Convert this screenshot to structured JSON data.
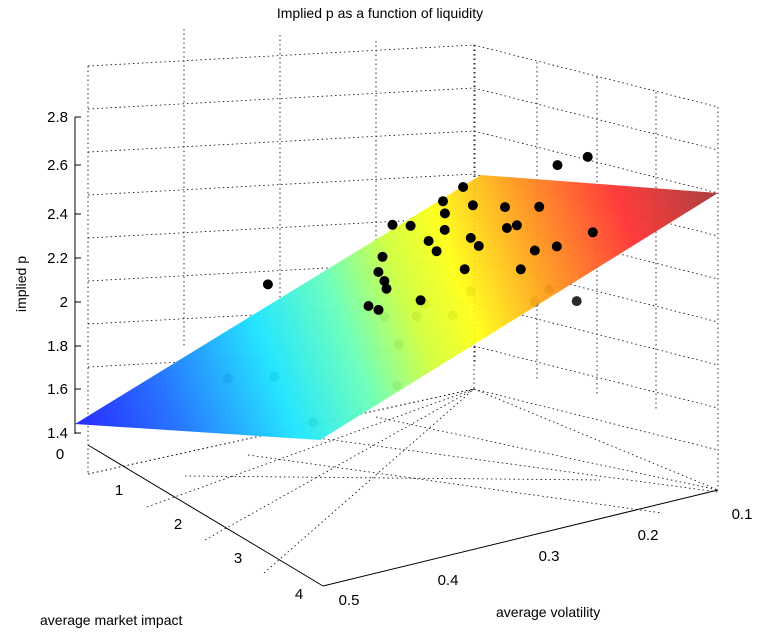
{
  "chart_data": {
    "type": "surface3d",
    "title": "Implied p as a function of liquidity",
    "zlabel": "implied p",
    "xlabel": "average market impact",
    "ylabel": "average volatility",
    "z_ticks": [
      "1.4",
      "1.6",
      "1.8",
      "2",
      "2.2",
      "2.4",
      "2.6",
      "2.8"
    ],
    "x_ticks": [
      "0",
      "1",
      "2",
      "3",
      "4"
    ],
    "y_ticks": [
      "0.1",
      "0.2",
      "0.3",
      "0.4",
      "0.5"
    ],
    "zlim": [
      1.4,
      2.8
    ],
    "xlim": [
      0,
      4
    ],
    "ylim": [
      0.1,
      0.5
    ],
    "grid": true,
    "colormap": "jet",
    "plane": {
      "corners": [
        {
          "x": 0,
          "y": 0.5,
          "z": 1.42
        },
        {
          "x": 4,
          "y": 0.5,
          "z": 1.38
        },
        {
          "x": 4,
          "y": 0.1,
          "z": 2.44
        },
        {
          "x": 0,
          "y": 0.1,
          "z": 2.44
        }
      ]
    },
    "points_above": [
      {
        "x": 2.0,
        "y": 0.43,
        "z": 2.06
      },
      {
        "x": 2.4,
        "y": 0.34,
        "z": 2.17
      },
      {
        "x": 2.2,
        "y": 0.3,
        "z": 2.3
      },
      {
        "x": 1.9,
        "y": 0.3,
        "z": 2.3
      },
      {
        "x": 2.1,
        "y": 0.32,
        "z": 2.05
      },
      {
        "x": 2.5,
        "y": 0.36,
        "z": 1.95
      },
      {
        "x": 2.7,
        "y": 0.32,
        "z": 1.97
      },
      {
        "x": 2.5,
        "y": 0.35,
        "z": 1.93
      },
      {
        "x": 2.3,
        "y": 0.28,
        "z": 2.18
      },
      {
        "x": 2.0,
        "y": 0.27,
        "z": 2.22
      },
      {
        "x": 2.1,
        "y": 0.26,
        "z": 2.27
      },
      {
        "x": 1.4,
        "y": 0.22,
        "z": 2.38
      },
      {
        "x": 1.4,
        "y": 0.2,
        "z": 2.44
      },
      {
        "x": 1.9,
        "y": 0.22,
        "z": 2.37
      },
      {
        "x": 1.6,
        "y": 0.23,
        "z": 2.33
      },
      {
        "x": 2.3,
        "y": 0.21,
        "z": 2.27
      },
      {
        "x": 2.1,
        "y": 0.2,
        "z": 2.36
      },
      {
        "x": 2.5,
        "y": 0.25,
        "z": 2.2
      },
      {
        "x": 2.3,
        "y": 0.2,
        "z": 2.28
      },
      {
        "x": 2.0,
        "y": 0.16,
        "z": 2.35
      },
      {
        "x": 2.7,
        "y": 0.22,
        "z": 2.09
      },
      {
        "x": 2.6,
        "y": 0.2,
        "z": 2.17
      },
      {
        "x": 2.8,
        "y": 0.19,
        "z": 2.19
      },
      {
        "x": 1.8,
        "y": 0.13,
        "z": 2.53
      },
      {
        "x": 1.8,
        "y": 0.1,
        "z": 2.56
      },
      {
        "x": 2.9,
        "y": 0.16,
        "z": 2.25
      },
      {
        "x": 2.2,
        "y": 0.24,
        "z": 2.23
      },
      {
        "x": 2.6,
        "y": 0.27,
        "z": 2.1
      },
      {
        "x": 2.0,
        "y": 0.32,
        "z": 2.09
      },
      {
        "x": 2.3,
        "y": 0.33,
        "z": 2.02
      }
    ],
    "points_below": [
      {
        "x": 3.4,
        "y": 0.47,
        "z": 1.45
      },
      {
        "x": 2.5,
        "y": 0.5,
        "z": 1.65
      },
      {
        "x": 2.6,
        "y": 0.46,
        "z": 1.65
      },
      {
        "x": 3.3,
        "y": 0.38,
        "z": 1.6
      },
      {
        "x": 3.0,
        "y": 0.36,
        "z": 1.78
      },
      {
        "x": 2.6,
        "y": 0.35,
        "z": 1.9
      },
      {
        "x": 2.8,
        "y": 0.33,
        "z": 1.9
      },
      {
        "x": 2.6,
        "y": 0.31,
        "z": 1.95
      },
      {
        "x": 2.9,
        "y": 0.3,
        "z": 1.9
      },
      {
        "x": 2.7,
        "y": 0.27,
        "z": 2.0
      },
      {
        "x": 3.1,
        "y": 0.23,
        "z": 1.95
      },
      {
        "x": 3.0,
        "y": 0.21,
        "z": 2.0
      },
      {
        "x": 3.3,
        "y": 0.2,
        "z": 1.95
      }
    ]
  }
}
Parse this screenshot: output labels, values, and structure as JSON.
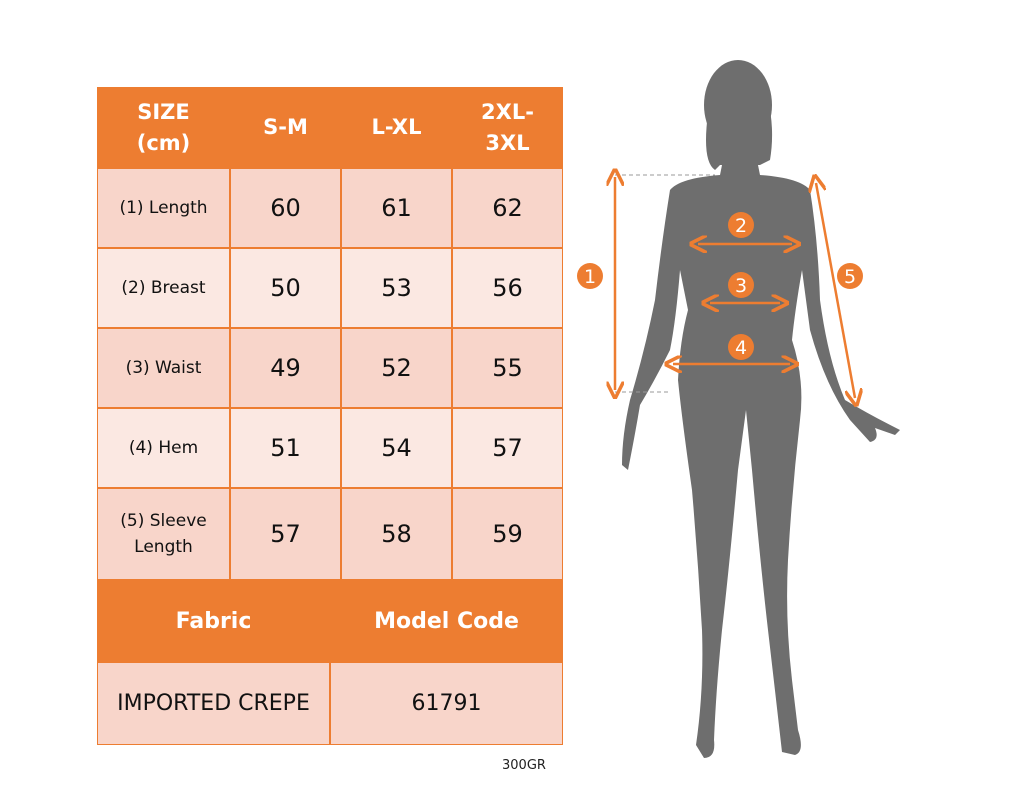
{
  "table": {
    "headers": [
      "SIZE\n(cm)",
      "S-M",
      "L-XL",
      "2XL-\n3XL"
    ],
    "rows": [
      {
        "label": "(1) Length",
        "values": [
          "60",
          "61",
          "62"
        ]
      },
      {
        "label": "(2) Breast",
        "values": [
          "50",
          "53",
          "56"
        ]
      },
      {
        "label": "(3) Waist",
        "values": [
          "49",
          "52",
          "55"
        ]
      },
      {
        "label": "(4) Hem",
        "values": [
          "51",
          "54",
          "57"
        ]
      },
      {
        "label": "(5) Sleeve Length",
        "values": [
          "57",
          "58",
          "59"
        ]
      }
    ],
    "footer_headers": [
      "Fabric",
      "Model Code"
    ],
    "footer_values": [
      "IMPORTED CREPE",
      "61791"
    ]
  },
  "note": "300GR",
  "figure": {
    "markers": [
      "1",
      "2",
      "3",
      "4",
      "5"
    ]
  },
  "colors": {
    "accent": "#ED7D31",
    "row_dark": "#F8D5CA",
    "row_light": "#FBE8E2",
    "silhouette": "#6E6E6E"
  }
}
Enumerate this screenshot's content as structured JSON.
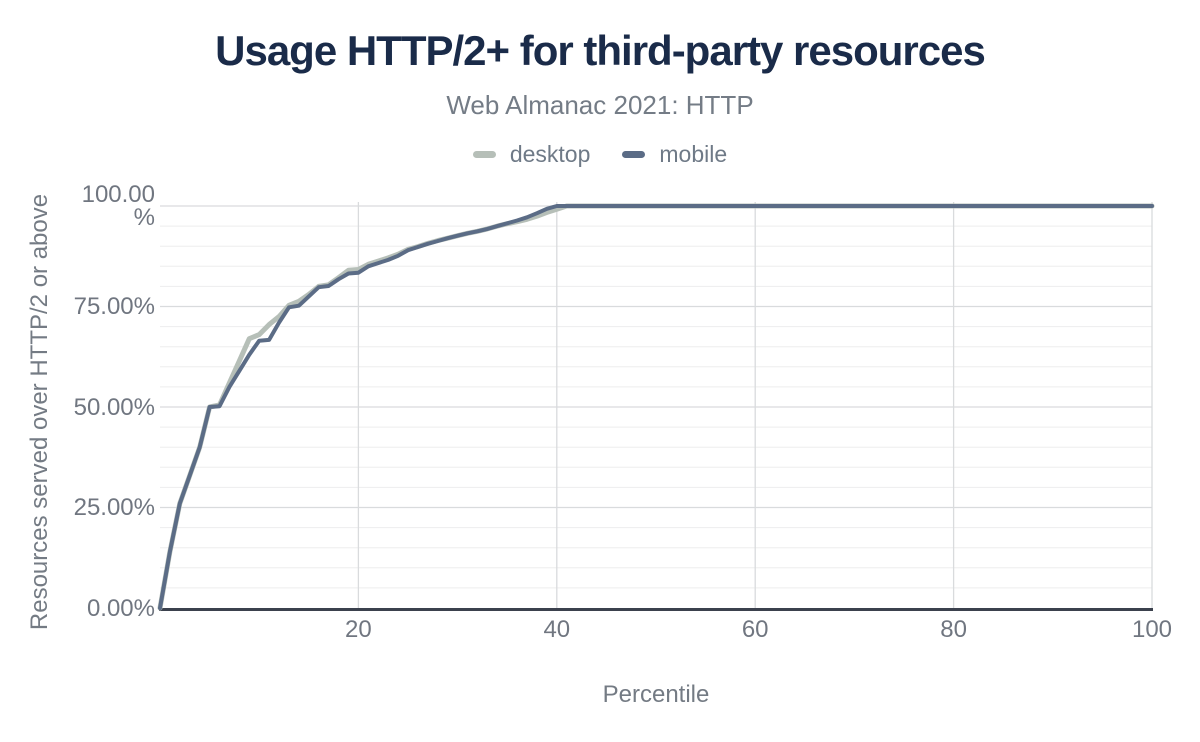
{
  "colors": {
    "title": "#1a2b49",
    "subtitle": "#747c86",
    "tick_text": "#707680",
    "axis_title_text": "#747b84",
    "legend_text": "#6f7a87",
    "axis_line": "#3b414d",
    "grid_minor": "#ededee",
    "grid_major": "#d9dbdd",
    "desktop": "#b6bfb8",
    "mobile": "#5b6c86",
    "background": "#ffffff"
  },
  "chart_data": {
    "type": "line",
    "title": "Usage HTTP/2+ for third-party resources",
    "subtitle": "Web Almanac 2021: HTTP",
    "xlabel": "Percentile",
    "ylabel": "Resources served over HTTP/2 or above",
    "xlim": [
      0,
      100
    ],
    "ylim": [
      0,
      100
    ],
    "legend_position": "top",
    "grid": {
      "y_minor_step": 5,
      "y_major_step": 25,
      "x_gridlines": [
        20,
        40,
        60,
        80,
        100
      ]
    },
    "x_ticks": [
      {
        "value": 20,
        "label": "20"
      },
      {
        "value": 40,
        "label": "40"
      },
      {
        "value": 60,
        "label": "60"
      },
      {
        "value": 80,
        "label": "80"
      },
      {
        "value": 100,
        "label": "100"
      }
    ],
    "y_ticks": [
      {
        "value": 0,
        "label": "0.00%"
      },
      {
        "value": 25,
        "label": "25.00%"
      },
      {
        "value": 50,
        "label": "50.00%"
      },
      {
        "value": 75,
        "label": "75.00%"
      },
      {
        "value": 100,
        "label": "100.00\n%"
      }
    ],
    "x": [
      0,
      1,
      2,
      3,
      4,
      5,
      6,
      7,
      8,
      9,
      10,
      11,
      12,
      13,
      14,
      15,
      16,
      17,
      18,
      19,
      20,
      21,
      22,
      23,
      24,
      25,
      26,
      27,
      28,
      29,
      30,
      31,
      32,
      33,
      34,
      35,
      36,
      37,
      38,
      39,
      40,
      41,
      42,
      43,
      44,
      45,
      46,
      47,
      48,
      49,
      50,
      51,
      52,
      53,
      54,
      55,
      56,
      57,
      58,
      59,
      60,
      61,
      62,
      63,
      64,
      65,
      66,
      67,
      68,
      69,
      70,
      71,
      72,
      73,
      74,
      75,
      76,
      77,
      78,
      79,
      80,
      81,
      82,
      83,
      84,
      85,
      86,
      87,
      88,
      89,
      90,
      91,
      92,
      93,
      94,
      95,
      96,
      97,
      98,
      99,
      100
    ],
    "series": [
      {
        "name": "desktop",
        "color": "#b6bfb8",
        "values": [
          0,
          14,
          26,
          33,
          40,
          50,
          50.5,
          56,
          61.5,
          67,
          68,
          70.5,
          72.5,
          75.3,
          76.3,
          78,
          80,
          80.4,
          82.2,
          84,
          84.2,
          85.5,
          86.3,
          87.1,
          88,
          89.2,
          89.9,
          90.7,
          91.4,
          92,
          92.6,
          93.2,
          93.7,
          94.3,
          95,
          95.6,
          96.1,
          96.7,
          97.5,
          98.4,
          99.2,
          100,
          100,
          100,
          100,
          100,
          100,
          100,
          100,
          100,
          100,
          100,
          100,
          100,
          100,
          100,
          100,
          100,
          100,
          100,
          100,
          100,
          100,
          100,
          100,
          100,
          100,
          100,
          100,
          100,
          100,
          100,
          100,
          100,
          100,
          100,
          100,
          100,
          100,
          100,
          100,
          100,
          100,
          100,
          100,
          100,
          100,
          100,
          100,
          100,
          100,
          100,
          100,
          100,
          100,
          100,
          100,
          100,
          100,
          100,
          100
        ]
      },
      {
        "name": "mobile",
        "color": "#5b6c86",
        "values": [
          0,
          14,
          26,
          33,
          40,
          50,
          50.2,
          55,
          59,
          63,
          66.5,
          66.7,
          71,
          74.8,
          75.2,
          77.5,
          79.8,
          80.1,
          81.8,
          83.2,
          83.4,
          85,
          85.8,
          86.6,
          87.6,
          89,
          89.8,
          90.6,
          91.3,
          92,
          92.6,
          93.2,
          93.7,
          94.3,
          95,
          95.7,
          96.4,
          97.2,
          98.2,
          99.3,
          100,
          100,
          100,
          100,
          100,
          100,
          100,
          100,
          100,
          100,
          100,
          100,
          100,
          100,
          100,
          100,
          100,
          100,
          100,
          100,
          100,
          100,
          100,
          100,
          100,
          100,
          100,
          100,
          100,
          100,
          100,
          100,
          100,
          100,
          100,
          100,
          100,
          100,
          100,
          100,
          100,
          100,
          100,
          100,
          100,
          100,
          100,
          100,
          100,
          100,
          100,
          100,
          100,
          100,
          100,
          100,
          100,
          100,
          100,
          100,
          100
        ]
      }
    ]
  }
}
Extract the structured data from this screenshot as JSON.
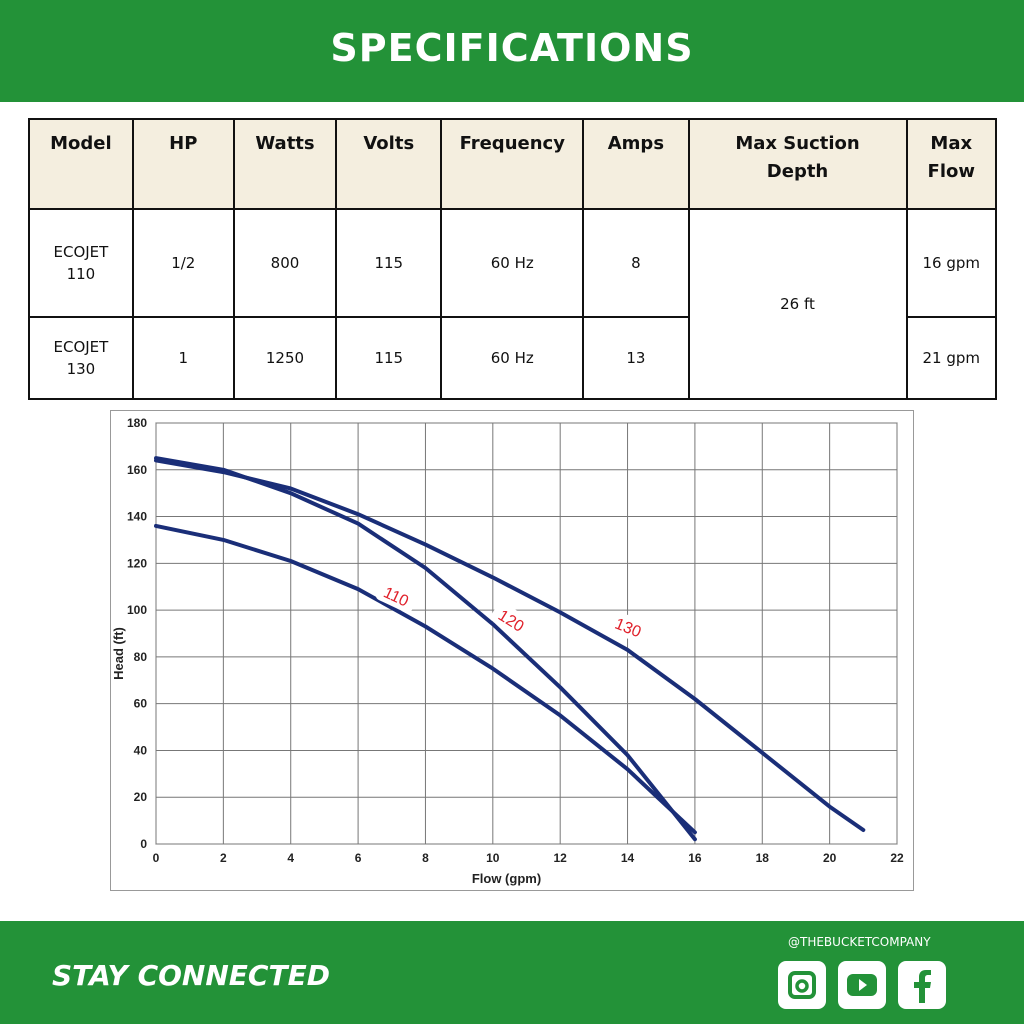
{
  "header": {
    "title": "SPECIFICATIONS"
  },
  "table": {
    "columns": [
      "Model",
      "HP",
      "Watts",
      "Volts",
      "Frequency",
      "Amps",
      "Max Suction Depth",
      "Max Flow"
    ],
    "max_suction_depth": "26 ft",
    "rows": [
      {
        "model": "ECOJET 110",
        "hp": "1/2",
        "watts": "800",
        "volts": "115",
        "frequency": "60 Hz",
        "amps": "8",
        "max_flow": "16 gpm"
      },
      {
        "model": "ECOJET 130",
        "hp": "1",
        "watts": "1250",
        "volts": "115",
        "frequency": "60 Hz",
        "amps": "13",
        "max_flow": "21 gpm"
      }
    ]
  },
  "chart_data": {
    "type": "line",
    "x_label": "Flow (gpm)",
    "y_label": "Head (ft)",
    "xlim": [
      0,
      22
    ],
    "xticks": [
      0,
      2,
      4,
      6,
      8,
      10,
      12,
      14,
      16,
      18,
      20,
      22
    ],
    "ylim": [
      0,
      180
    ],
    "yticks": [
      0,
      20,
      40,
      60,
      80,
      100,
      120,
      140,
      160,
      180
    ],
    "grid": true,
    "series": [
      {
        "name": "110",
        "color": "#1a2e78",
        "x": [
          0,
          2,
          4,
          6,
          8,
          10,
          12,
          14,
          16
        ],
        "values": [
          136,
          130,
          121,
          109,
          93,
          75,
          55,
          32,
          5
        ]
      },
      {
        "name": "120",
        "color": "#1a2e78",
        "x": [
          0,
          2,
          4,
          6,
          8,
          10,
          12,
          14,
          16
        ],
        "values": [
          165,
          160,
          150,
          137,
          118,
          94,
          67,
          38,
          2
        ]
      },
      {
        "name": "130",
        "color": "#1a2e78",
        "x": [
          0,
          2,
          4,
          6,
          8,
          10,
          12,
          14,
          16,
          18,
          20,
          21
        ],
        "values": [
          164,
          159,
          152,
          141,
          128,
          114,
          99,
          83,
          62,
          39,
          16,
          6
        ]
      }
    ]
  },
  "footer": {
    "tagline": "STAY CONNECTED",
    "handle": "@THEBUCKETCOMPANY"
  }
}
*****
**INSTRUCTIONS TO FOLLOW**
Determine the count of lines in the data above with the string "xlabel" in them, and give that count alone.

**WRITTEN SOLUTION**
2